## JOB:
Read the material below and tally how many lines hold the word "Febrero", giving the number and nothing else.

## DATA IN THIS EXERCISE:

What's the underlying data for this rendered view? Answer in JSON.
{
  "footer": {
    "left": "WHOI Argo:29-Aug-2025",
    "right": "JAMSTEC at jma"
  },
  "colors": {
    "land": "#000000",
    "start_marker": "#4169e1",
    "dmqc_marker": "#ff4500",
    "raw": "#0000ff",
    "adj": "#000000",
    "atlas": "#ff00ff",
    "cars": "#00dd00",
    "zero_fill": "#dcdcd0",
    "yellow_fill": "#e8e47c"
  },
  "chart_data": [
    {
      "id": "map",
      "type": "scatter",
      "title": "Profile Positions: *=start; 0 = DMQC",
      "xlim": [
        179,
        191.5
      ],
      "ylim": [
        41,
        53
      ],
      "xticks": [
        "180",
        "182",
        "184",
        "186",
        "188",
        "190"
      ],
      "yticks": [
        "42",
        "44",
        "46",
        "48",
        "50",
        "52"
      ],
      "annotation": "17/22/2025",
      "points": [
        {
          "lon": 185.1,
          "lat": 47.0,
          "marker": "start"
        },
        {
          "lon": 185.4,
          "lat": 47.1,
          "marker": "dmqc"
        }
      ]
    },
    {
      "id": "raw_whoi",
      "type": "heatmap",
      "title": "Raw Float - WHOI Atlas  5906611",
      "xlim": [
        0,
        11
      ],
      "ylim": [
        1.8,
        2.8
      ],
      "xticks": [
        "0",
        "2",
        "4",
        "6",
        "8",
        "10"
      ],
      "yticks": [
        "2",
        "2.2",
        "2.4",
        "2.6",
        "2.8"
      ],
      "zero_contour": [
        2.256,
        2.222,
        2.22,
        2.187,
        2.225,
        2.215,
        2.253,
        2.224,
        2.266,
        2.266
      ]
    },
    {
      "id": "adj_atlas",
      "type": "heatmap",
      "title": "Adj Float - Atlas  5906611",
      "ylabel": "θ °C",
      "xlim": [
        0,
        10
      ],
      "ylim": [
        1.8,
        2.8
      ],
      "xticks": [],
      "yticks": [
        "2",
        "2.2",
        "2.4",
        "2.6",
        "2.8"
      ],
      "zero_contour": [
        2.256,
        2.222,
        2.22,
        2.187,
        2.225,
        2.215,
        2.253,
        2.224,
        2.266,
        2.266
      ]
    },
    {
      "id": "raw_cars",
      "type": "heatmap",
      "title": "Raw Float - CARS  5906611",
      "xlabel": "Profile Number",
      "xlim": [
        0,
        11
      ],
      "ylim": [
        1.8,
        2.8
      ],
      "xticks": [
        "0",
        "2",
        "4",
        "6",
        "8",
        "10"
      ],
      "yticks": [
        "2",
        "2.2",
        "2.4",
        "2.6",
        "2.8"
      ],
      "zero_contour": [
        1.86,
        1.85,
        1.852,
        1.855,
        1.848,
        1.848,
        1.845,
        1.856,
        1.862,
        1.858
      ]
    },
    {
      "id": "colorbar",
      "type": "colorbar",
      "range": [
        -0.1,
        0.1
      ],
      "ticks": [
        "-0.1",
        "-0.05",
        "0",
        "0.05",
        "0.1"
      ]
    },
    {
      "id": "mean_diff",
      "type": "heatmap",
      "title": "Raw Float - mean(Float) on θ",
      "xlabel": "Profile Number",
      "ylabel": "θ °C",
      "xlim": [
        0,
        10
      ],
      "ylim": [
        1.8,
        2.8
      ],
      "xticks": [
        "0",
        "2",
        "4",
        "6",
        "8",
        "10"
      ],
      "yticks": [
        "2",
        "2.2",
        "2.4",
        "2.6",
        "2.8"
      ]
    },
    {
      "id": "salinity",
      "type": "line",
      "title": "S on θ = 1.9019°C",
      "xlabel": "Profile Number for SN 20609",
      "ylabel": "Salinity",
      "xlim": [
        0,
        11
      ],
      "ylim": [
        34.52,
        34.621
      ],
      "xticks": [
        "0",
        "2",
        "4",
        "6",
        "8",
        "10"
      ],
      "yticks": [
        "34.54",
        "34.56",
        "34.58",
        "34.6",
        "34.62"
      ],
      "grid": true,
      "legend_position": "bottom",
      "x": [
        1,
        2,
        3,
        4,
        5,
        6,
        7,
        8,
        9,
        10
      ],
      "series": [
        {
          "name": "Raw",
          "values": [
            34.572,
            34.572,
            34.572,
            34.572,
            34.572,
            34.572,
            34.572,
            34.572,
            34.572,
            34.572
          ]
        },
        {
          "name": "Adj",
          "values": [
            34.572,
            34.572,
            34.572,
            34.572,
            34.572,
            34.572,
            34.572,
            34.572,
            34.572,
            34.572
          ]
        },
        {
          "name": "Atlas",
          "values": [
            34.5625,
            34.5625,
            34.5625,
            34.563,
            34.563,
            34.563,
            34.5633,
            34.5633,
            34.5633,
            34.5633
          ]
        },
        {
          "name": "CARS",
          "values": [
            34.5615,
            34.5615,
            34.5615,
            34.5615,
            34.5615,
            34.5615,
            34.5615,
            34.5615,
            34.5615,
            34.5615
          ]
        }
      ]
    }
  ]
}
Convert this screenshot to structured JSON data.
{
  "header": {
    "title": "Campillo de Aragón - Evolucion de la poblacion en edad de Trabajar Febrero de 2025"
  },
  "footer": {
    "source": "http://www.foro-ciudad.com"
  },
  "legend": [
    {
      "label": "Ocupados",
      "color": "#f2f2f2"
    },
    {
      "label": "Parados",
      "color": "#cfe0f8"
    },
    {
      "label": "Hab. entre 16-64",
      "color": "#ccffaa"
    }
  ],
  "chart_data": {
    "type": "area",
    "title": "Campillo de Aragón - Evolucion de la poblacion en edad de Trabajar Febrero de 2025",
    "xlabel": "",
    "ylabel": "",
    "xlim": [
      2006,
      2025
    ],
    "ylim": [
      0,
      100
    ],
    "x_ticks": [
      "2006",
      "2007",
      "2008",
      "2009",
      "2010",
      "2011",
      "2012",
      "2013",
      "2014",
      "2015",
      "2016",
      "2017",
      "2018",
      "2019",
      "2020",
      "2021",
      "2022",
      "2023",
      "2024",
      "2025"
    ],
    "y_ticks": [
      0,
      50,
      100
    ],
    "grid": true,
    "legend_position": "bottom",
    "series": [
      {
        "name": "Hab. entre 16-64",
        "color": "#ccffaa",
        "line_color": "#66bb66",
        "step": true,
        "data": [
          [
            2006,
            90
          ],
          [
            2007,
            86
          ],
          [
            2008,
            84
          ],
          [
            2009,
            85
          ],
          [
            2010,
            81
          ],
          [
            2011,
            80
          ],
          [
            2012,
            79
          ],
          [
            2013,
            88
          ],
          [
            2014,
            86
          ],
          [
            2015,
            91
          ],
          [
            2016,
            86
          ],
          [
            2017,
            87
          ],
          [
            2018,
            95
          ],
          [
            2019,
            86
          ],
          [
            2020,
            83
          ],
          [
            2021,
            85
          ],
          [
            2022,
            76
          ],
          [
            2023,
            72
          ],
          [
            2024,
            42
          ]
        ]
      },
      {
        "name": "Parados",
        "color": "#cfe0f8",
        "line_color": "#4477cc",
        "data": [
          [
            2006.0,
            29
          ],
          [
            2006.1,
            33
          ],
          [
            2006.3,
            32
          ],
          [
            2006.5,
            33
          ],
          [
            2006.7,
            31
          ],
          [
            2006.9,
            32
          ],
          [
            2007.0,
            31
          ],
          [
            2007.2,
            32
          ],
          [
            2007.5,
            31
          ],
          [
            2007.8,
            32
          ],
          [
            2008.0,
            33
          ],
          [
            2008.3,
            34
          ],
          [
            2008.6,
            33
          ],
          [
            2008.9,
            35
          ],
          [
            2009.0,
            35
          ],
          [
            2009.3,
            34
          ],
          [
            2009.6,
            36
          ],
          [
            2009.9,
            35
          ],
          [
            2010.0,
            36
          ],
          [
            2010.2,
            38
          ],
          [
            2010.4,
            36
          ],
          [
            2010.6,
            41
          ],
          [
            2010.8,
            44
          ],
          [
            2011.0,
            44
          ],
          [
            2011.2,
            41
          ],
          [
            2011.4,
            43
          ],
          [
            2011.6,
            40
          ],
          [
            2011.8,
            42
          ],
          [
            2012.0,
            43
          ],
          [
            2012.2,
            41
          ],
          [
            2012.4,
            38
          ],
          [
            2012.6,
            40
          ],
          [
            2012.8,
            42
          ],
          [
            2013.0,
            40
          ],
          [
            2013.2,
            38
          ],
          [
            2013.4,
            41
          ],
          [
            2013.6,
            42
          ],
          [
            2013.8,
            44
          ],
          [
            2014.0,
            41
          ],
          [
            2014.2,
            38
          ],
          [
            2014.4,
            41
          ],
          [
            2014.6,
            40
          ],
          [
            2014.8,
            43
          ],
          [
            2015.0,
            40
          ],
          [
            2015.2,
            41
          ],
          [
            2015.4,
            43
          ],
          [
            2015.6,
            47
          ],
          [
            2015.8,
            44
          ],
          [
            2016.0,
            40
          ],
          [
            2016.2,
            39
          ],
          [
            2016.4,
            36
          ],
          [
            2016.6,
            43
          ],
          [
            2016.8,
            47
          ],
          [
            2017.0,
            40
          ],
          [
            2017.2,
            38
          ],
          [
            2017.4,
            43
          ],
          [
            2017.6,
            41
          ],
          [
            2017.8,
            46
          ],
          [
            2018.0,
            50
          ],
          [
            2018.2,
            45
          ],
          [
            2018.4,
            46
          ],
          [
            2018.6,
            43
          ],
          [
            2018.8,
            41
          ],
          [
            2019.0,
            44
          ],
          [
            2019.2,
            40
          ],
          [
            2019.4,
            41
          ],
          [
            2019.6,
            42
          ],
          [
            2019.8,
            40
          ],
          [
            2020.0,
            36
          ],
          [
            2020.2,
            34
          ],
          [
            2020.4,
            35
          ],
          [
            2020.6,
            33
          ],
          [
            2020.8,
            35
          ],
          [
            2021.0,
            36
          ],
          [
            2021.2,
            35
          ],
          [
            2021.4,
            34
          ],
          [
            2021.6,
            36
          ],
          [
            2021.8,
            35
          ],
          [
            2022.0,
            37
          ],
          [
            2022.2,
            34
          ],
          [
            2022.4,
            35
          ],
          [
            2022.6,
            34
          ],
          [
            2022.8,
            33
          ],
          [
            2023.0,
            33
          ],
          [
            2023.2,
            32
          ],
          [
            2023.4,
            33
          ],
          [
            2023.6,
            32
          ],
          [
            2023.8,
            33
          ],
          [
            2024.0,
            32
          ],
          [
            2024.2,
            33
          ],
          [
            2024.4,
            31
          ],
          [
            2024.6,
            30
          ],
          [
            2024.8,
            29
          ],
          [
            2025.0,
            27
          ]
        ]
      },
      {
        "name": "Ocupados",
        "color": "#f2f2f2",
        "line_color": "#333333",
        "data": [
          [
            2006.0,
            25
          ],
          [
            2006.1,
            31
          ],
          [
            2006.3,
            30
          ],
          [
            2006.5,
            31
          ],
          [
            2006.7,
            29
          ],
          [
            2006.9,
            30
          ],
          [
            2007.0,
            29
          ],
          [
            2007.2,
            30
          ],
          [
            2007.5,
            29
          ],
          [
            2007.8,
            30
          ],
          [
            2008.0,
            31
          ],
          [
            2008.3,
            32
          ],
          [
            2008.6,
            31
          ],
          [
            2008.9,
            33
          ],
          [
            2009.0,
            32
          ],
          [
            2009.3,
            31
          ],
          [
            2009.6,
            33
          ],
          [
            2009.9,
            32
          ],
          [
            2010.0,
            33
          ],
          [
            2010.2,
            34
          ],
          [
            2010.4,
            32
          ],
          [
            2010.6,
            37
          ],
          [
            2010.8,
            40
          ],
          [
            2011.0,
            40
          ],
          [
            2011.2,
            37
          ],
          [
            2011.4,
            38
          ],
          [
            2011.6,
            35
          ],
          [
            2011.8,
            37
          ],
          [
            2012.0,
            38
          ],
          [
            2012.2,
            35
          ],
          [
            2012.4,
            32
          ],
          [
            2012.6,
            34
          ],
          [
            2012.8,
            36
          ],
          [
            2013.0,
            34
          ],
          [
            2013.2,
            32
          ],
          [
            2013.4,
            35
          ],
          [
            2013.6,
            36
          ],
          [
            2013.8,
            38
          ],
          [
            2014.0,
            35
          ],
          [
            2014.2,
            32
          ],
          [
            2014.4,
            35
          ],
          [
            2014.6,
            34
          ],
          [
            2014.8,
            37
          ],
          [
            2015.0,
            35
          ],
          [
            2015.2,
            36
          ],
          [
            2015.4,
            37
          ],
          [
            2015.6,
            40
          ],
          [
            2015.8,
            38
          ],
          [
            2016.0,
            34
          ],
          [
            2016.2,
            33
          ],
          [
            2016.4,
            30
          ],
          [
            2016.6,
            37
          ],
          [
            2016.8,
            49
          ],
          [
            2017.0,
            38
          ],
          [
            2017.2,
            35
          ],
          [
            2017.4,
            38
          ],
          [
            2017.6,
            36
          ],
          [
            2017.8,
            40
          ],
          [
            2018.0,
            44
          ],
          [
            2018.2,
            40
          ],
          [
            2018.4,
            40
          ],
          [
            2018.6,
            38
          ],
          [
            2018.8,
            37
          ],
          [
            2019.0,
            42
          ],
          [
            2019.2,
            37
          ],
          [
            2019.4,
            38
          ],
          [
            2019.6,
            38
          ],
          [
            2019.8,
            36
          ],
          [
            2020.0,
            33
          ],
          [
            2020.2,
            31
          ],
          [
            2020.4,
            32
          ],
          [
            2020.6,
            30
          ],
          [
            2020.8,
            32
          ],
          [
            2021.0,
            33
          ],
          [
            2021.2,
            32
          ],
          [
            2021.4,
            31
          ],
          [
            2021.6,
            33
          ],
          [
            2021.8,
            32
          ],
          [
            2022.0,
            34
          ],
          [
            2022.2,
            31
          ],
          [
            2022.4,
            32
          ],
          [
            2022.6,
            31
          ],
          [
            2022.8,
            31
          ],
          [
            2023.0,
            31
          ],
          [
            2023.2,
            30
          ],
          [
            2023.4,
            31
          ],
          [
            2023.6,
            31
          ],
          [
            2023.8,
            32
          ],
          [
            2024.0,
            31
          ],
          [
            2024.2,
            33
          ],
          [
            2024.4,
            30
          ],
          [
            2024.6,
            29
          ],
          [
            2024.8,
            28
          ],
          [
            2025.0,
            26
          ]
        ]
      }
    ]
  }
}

## THE RESULT:
2